## Problem to work on
Lift every line from the entries that includes the word "NaCl".

[Begin]

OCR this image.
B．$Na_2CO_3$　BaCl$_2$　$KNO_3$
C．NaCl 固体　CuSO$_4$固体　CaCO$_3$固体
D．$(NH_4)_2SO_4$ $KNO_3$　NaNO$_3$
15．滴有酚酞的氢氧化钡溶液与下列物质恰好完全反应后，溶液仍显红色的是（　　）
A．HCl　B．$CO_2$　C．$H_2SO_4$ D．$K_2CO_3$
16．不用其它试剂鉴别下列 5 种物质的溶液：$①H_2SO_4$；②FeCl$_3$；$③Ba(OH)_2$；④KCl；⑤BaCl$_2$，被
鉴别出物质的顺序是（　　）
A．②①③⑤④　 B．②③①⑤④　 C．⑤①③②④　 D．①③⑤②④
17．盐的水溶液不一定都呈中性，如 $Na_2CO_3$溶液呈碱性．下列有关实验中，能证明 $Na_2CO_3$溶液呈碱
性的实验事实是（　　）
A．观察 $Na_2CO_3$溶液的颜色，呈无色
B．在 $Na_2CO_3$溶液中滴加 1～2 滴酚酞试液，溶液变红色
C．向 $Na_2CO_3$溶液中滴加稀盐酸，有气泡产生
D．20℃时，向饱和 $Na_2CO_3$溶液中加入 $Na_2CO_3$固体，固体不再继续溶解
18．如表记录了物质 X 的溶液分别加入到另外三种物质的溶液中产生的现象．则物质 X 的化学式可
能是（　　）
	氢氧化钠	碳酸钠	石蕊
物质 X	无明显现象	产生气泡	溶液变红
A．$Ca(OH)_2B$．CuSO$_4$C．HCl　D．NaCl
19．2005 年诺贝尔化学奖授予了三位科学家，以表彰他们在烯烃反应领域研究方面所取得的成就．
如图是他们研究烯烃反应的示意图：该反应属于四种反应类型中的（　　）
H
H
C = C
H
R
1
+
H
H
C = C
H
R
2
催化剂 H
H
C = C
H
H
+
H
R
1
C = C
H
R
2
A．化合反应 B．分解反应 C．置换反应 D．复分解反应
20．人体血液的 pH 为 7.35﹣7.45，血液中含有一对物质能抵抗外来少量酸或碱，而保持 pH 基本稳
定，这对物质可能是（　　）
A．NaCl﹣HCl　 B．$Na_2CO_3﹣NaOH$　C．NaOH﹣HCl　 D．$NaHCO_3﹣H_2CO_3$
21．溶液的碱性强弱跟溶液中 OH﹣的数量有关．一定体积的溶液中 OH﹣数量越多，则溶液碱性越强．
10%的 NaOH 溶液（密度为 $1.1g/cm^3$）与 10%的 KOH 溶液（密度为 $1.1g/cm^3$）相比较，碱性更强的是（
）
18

[End]

## Correct answer
C．NaCl 固体　CuSO$_4$固体　CaCO$_3$固体
A．$Ca(OH)_2B$．CuSO$_4$C．HCl　D．NaCl
A．NaCl﹣HCl　 B．$Na_2CO_3﹣NaOH$　C．NaOH﹣HCl　 D．$NaHCO_3﹣H_2CO_3$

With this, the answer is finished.